→ **Data section**:
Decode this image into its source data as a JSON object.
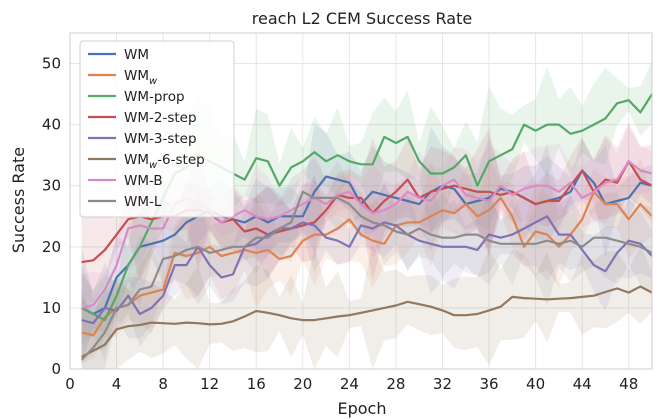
{
  "chart_data": {
    "type": "line",
    "title": "reach L2 CEM Success Rate",
    "xlabel": "Epoch",
    "ylabel": "Success Rate",
    "xlim": [
      0,
      50
    ],
    "ylim": [
      0,
      55
    ],
    "xticks": [
      0,
      4,
      8,
      12,
      16,
      20,
      24,
      28,
      32,
      36,
      40,
      44,
      48
    ],
    "yticks": [
      0,
      10,
      20,
      30,
      40,
      50
    ],
    "grid": true,
    "legend_position": "top-left",
    "x": [
      1,
      2,
      3,
      4,
      5,
      6,
      7,
      8,
      9,
      10,
      11,
      12,
      13,
      14,
      15,
      16,
      17,
      18,
      19,
      20,
      21,
      22,
      23,
      24,
      25,
      26,
      27,
      28,
      29,
      30,
      31,
      32,
      33,
      34,
      35,
      36,
      37,
      38,
      39,
      40,
      41,
      42,
      43,
      44,
      45,
      46,
      47,
      48,
      49,
      50
    ],
    "series": [
      {
        "name": "WM",
        "subscript": "",
        "color": "#4c72b0",
        "values": [
          10,
          9,
          10,
          15,
          17,
          20,
          20.5,
          21,
          22,
          24,
          25,
          26,
          25,
          24.5,
          24,
          25,
          24,
          25,
          25,
          25,
          29,
          31.5,
          31,
          30.5,
          27,
          29,
          28.5,
          28,
          27.5,
          27,
          29,
          30,
          29.5,
          27,
          27.5,
          28,
          29.5,
          29,
          28,
          27,
          27.5,
          28,
          29,
          32.5,
          30.5,
          27,
          27.5,
          28,
          30.5,
          30
        ]
      },
      {
        "name": "WM",
        "subscript": "w",
        "color": "#dd8452",
        "values": [
          6,
          5.5,
          8.5,
          10,
          10.5,
          12,
          12.5,
          13,
          19,
          18.5,
          19,
          20,
          18.5,
          19,
          19.5,
          19,
          19.5,
          18,
          18.5,
          21,
          22,
          22,
          23,
          24.5,
          22,
          21,
          20.5,
          23.5,
          24,
          24,
          25,
          26,
          25.5,
          27,
          25,
          26,
          28,
          25,
          20,
          22.5,
          22,
          20,
          22,
          24.5,
          29,
          27,
          27,
          24.5,
          27,
          25
        ]
      },
      {
        "name": "WM-prop",
        "subscript": "",
        "color": "#55a868",
        "values": [
          10,
          9,
          8,
          12,
          17,
          20,
          24,
          28,
          32,
          33,
          35,
          34,
          33,
          32,
          31,
          34.5,
          34,
          30,
          33,
          34,
          35.5,
          34,
          35,
          34,
          33.5,
          33.5,
          38,
          37,
          38,
          34,
          32,
          32,
          33,
          35,
          30,
          34,
          35,
          36,
          40,
          39,
          40,
          40,
          38.5,
          39,
          40,
          41,
          43.5,
          44,
          42,
          45
        ]
      },
      {
        "name": "WM-2-step",
        "subscript": "",
        "color": "#c44e52",
        "values": [
          17.5,
          17.8,
          19.5,
          22,
          24.5,
          25,
          24.5,
          25,
          25,
          26,
          26,
          25.5,
          24,
          24.5,
          22.5,
          23,
          22,
          22.5,
          23,
          23.5,
          24,
          26,
          28.5,
          28,
          28,
          25.5,
          27.5,
          29,
          31,
          28,
          29,
          29.5,
          30,
          29.5,
          29,
          29,
          28.5,
          29,
          28,
          27,
          27.5,
          27.5,
          30,
          32.5,
          29,
          31,
          30.5,
          34,
          31,
          30
        ]
      },
      {
        "name": "WM-3-step",
        "subscript": "",
        "color": "#8172b3",
        "values": [
          8,
          7.5,
          10,
          9.5,
          12,
          9,
          10,
          12,
          17,
          17,
          20,
          17,
          15,
          15.5,
          20,
          20.5,
          22,
          23,
          23,
          24,
          23.5,
          21.5,
          21,
          20,
          23.5,
          23,
          24,
          23.5,
          22,
          21,
          20.5,
          20,
          20,
          20,
          19.5,
          22,
          21.5,
          22,
          23,
          24,
          25,
          22,
          22,
          19.5,
          17,
          16,
          19,
          21,
          20.5,
          18.5
        ]
      },
      {
        "name": "WM",
        "subscript": "w",
        "suffix": "-6-step",
        "color": "#937860",
        "values": [
          2,
          3,
          4,
          6.5,
          7,
          7.2,
          7.6,
          7.5,
          7.4,
          7.6,
          7.5,
          7.3,
          7.4,
          7.8,
          8.6,
          9.5,
          9.2,
          8.8,
          8.3,
          8,
          8,
          8.3,
          8.6,
          8.8,
          9.2,
          9.6,
          10,
          10.4,
          11,
          10.6,
          10.2,
          9.6,
          8.8,
          8.8,
          9,
          9.6,
          10.2,
          11.8,
          11.6,
          11.5,
          11.4,
          11.5,
          11.6,
          11.8,
          12,
          12.6,
          13.2,
          12.5,
          13.5,
          12.5
        ]
      },
      {
        "name": "WM-B",
        "subscript": "",
        "color": "#da8bc3",
        "values": [
          10,
          10.5,
          13,
          17,
          23,
          23.5,
          23,
          23,
          27,
          28,
          27,
          26,
          24,
          25,
          26,
          25,
          24.5,
          25,
          26,
          27,
          28,
          27,
          28.5,
          29,
          27,
          25.5,
          26,
          27,
          29,
          28,
          27.5,
          30,
          31,
          28.5,
          28,
          27.5,
          30,
          28.5,
          29.5,
          30,
          30,
          29,
          30.5,
          28,
          29,
          30.5,
          31,
          34,
          32.5,
          32
        ]
      },
      {
        "name": "WM-L",
        "subscript": "",
        "color": "#8c8c8c",
        "values": [
          1.5,
          3.5,
          6,
          10,
          10.5,
          13,
          13.5,
          18,
          18.5,
          19.5,
          20,
          19,
          19.5,
          20,
          20,
          21.5,
          21.5,
          23,
          24,
          29,
          28,
          28,
          28,
          27,
          25,
          24,
          23.5,
          22.5,
          22,
          23,
          22,
          21.5,
          21.5,
          22,
          22,
          21,
          20.5,
          20.5,
          20.5,
          20.5,
          21,
          20.5,
          21,
          20,
          21.5,
          21.5,
          21,
          20.5,
          20,
          19
        ]
      }
    ]
  }
}
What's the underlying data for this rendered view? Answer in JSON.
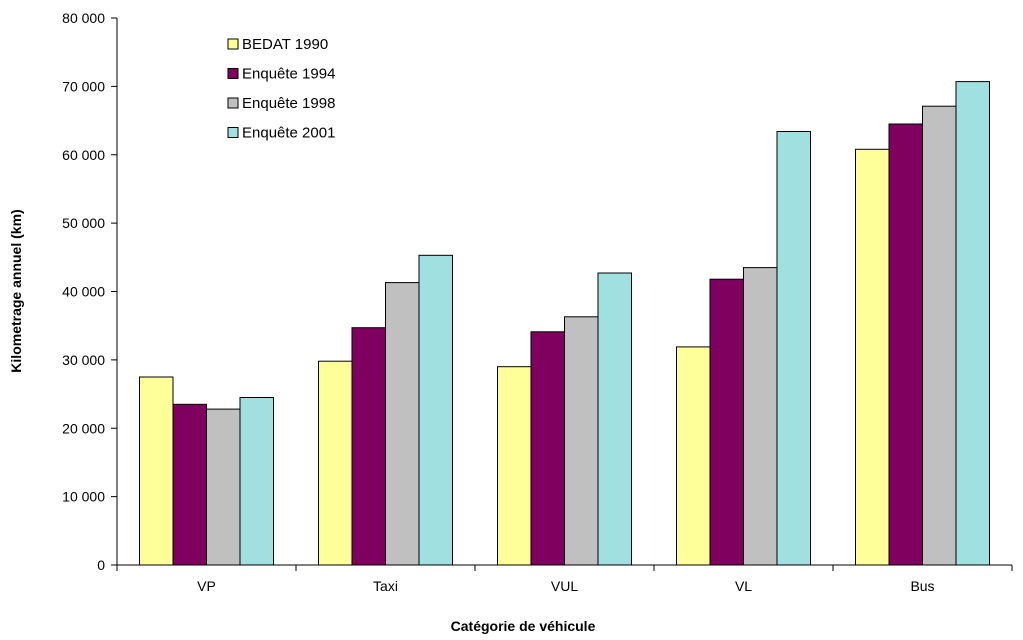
{
  "chart_data": {
    "type": "bar",
    "title": "",
    "xlabel": "Catégorie de véhicule",
    "ylabel": "Kilometrage annuel (km)",
    "ylim": [
      0,
      80000
    ],
    "y_ticks": [
      "0",
      "10 000",
      "20 000",
      "30 000",
      "40 000",
      "50 000",
      "60 000",
      "70 000",
      "80 000"
    ],
    "categories": [
      "VP",
      "Taxi",
      "VUL",
      "VL",
      "Bus"
    ],
    "series": [
      {
        "name": "BEDAT 1990",
        "color": "#FFFF99",
        "values": [
          27500,
          29800,
          29000,
          31900,
          60800
        ]
      },
      {
        "name": "Enquête 1994",
        "color": "#800060",
        "values": [
          23500,
          34700,
          34100,
          41800,
          64500
        ]
      },
      {
        "name": "Enquête 1998",
        "color": "#C0C0C0",
        "values": [
          22800,
          41300,
          36300,
          43500,
          67100
        ]
      },
      {
        "name": "Enquête 2001",
        "color": "#A0E0E0",
        "values": [
          24500,
          45300,
          42700,
          63400,
          70700
        ]
      }
    ],
    "grid": false,
    "legend_position": "top-left"
  }
}
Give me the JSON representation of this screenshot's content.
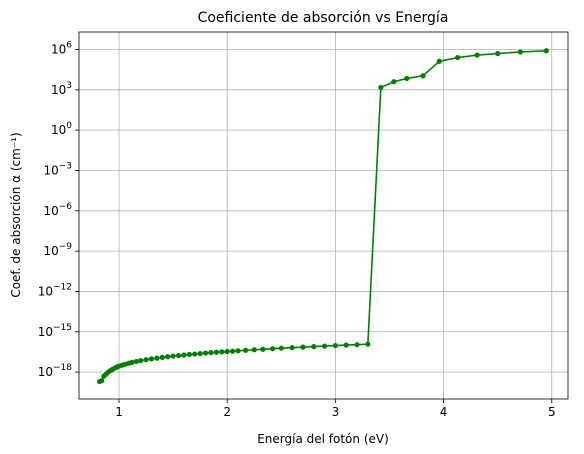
{
  "chart_data": {
    "type": "line",
    "title": "Coeficiente de absorción vs Energía",
    "xlabel": "Energía del fotón (eV)",
    "ylabel": "Coef. de absorción α (cm⁻¹)",
    "xlim": [
      0.63,
      5.15
    ],
    "ylim_log10": [
      -20,
      7.3
    ],
    "yscale": "log",
    "grid": true,
    "xticks": [
      1,
      2,
      3,
      4,
      5
    ],
    "xtick_labels": [
      "1",
      "2",
      "3",
      "4",
      "5"
    ],
    "yticks_log10": [
      6,
      3,
      0,
      -3,
      -6,
      -9,
      -12,
      -15,
      -18
    ],
    "ytick_bases": [
      "10",
      "10",
      "10",
      "10",
      "10",
      "10",
      "10",
      "10",
      "10"
    ],
    "ytick_exponents": [
      "6",
      "3",
      "0",
      "−3",
      "−6",
      "−9",
      "−12",
      "−15",
      "−18"
    ],
    "series": [
      {
        "color": "#008000",
        "marker": "circle",
        "x": [
          0.82,
          0.84,
          0.86,
          0.88,
          0.9,
          0.92,
          0.94,
          0.96,
          0.98,
          1.0,
          1.03,
          1.06,
          1.09,
          1.12,
          1.16,
          1.2,
          1.25,
          1.3,
          1.35,
          1.4,
          1.45,
          1.5,
          1.55,
          1.6,
          1.65,
          1.7,
          1.75,
          1.8,
          1.85,
          1.9,
          1.95,
          2.0,
          2.05,
          2.1,
          2.17,
          2.25,
          2.33,
          2.42,
          2.5,
          2.6,
          2.7,
          2.8,
          2.9,
          3.0,
          3.1,
          3.2,
          3.3,
          3.42,
          3.54,
          3.66,
          3.81,
          3.96,
          4.13,
          4.31,
          4.5,
          4.71,
          4.95
        ],
        "y": [
          2e-19,
          2.3e-19,
          5e-19,
          7e-19,
          1e-18,
          1.3e-18,
          1.6e-18,
          2e-18,
          2.4e-18,
          2.8e-18,
          3.3e-18,
          3.9e-18,
          4.6e-18,
          5.3e-18,
          6.2e-18,
          7.2e-18,
          8.4e-18,
          9.7e-18,
          1.1e-17,
          1.25e-17,
          1.4e-17,
          1.55e-17,
          1.7e-17,
          1.87e-17,
          2.05e-17,
          2.2e-17,
          2.4e-17,
          2.6e-17,
          2.8e-17,
          3e-17,
          3.2e-17,
          3.4e-17,
          3.6e-17,
          3.85e-17,
          4.2e-17,
          4.6e-17,
          5e-17,
          5.5e-17,
          6e-17,
          6.6e-17,
          7.2e-17,
          7.9e-17,
          8.6e-17,
          9.4e-17,
          1.02e-16,
          1.1e-16,
          1.2e-16,
          1500.0,
          4000.0,
          7000.0,
          11000.0,
          130000.0,
          250000.0,
          380000.0,
          500000.0,
          650000.0,
          800000.0
        ]
      }
    ]
  }
}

→ **Requirement**:
Find the word "Success" and list each line it appears in.

→ **Answer to this task**:
    "title": "reach L2 CEM Success Rate",
    "ylabel": "Success Rate",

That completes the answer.